Work to be completed.
Show all lines of the listing that hold the word "Filtering".

::: Exercise inputs :::

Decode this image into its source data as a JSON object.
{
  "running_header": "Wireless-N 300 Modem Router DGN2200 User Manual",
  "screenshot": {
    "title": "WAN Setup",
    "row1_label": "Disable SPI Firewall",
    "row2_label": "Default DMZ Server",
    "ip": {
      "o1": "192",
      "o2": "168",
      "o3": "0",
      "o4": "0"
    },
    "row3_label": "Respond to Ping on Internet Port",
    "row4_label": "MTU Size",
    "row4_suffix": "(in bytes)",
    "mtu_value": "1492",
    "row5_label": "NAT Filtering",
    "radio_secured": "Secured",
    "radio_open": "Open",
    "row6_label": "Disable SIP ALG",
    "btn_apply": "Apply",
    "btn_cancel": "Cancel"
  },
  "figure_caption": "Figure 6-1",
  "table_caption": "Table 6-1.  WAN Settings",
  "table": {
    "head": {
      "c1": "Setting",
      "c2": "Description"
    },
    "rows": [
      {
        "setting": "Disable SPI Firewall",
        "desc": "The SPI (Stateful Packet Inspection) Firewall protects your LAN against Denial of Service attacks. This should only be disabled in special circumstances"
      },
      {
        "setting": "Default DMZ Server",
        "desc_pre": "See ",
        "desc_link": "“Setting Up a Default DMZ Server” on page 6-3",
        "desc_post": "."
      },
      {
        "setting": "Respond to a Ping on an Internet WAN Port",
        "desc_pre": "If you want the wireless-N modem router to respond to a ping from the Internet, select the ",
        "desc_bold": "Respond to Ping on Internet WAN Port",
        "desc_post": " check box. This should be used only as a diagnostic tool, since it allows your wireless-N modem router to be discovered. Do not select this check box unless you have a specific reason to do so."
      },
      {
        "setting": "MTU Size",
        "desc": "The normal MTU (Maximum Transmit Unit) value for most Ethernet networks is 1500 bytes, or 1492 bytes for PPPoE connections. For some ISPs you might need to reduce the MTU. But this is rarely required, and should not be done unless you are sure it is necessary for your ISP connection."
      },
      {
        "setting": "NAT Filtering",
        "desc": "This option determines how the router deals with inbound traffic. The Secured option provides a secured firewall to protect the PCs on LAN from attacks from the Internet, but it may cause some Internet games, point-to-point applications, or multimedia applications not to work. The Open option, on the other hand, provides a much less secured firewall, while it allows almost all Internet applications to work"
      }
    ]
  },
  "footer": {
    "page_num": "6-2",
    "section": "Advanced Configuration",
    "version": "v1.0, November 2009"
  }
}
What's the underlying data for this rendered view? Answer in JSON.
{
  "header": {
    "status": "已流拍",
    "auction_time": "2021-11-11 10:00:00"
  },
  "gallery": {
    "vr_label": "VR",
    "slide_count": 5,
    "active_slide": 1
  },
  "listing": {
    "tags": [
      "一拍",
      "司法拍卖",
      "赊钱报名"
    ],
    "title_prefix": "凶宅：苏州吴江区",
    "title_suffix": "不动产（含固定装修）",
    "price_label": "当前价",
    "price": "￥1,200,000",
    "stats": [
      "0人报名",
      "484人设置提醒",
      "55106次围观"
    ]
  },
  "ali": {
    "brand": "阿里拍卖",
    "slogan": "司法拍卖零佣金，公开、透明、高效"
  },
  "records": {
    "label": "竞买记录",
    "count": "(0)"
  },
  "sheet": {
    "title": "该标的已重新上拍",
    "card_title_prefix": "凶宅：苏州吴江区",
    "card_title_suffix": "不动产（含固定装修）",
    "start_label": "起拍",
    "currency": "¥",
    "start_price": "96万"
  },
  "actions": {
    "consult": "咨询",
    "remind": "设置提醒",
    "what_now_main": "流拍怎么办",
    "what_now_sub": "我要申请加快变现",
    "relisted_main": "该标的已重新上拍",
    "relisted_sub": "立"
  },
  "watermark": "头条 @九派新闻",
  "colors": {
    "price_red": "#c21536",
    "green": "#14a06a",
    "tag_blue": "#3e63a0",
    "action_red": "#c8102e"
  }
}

:::

The reply.
    "row5_label": "NAT Filtering",
        "setting": "NAT Filtering",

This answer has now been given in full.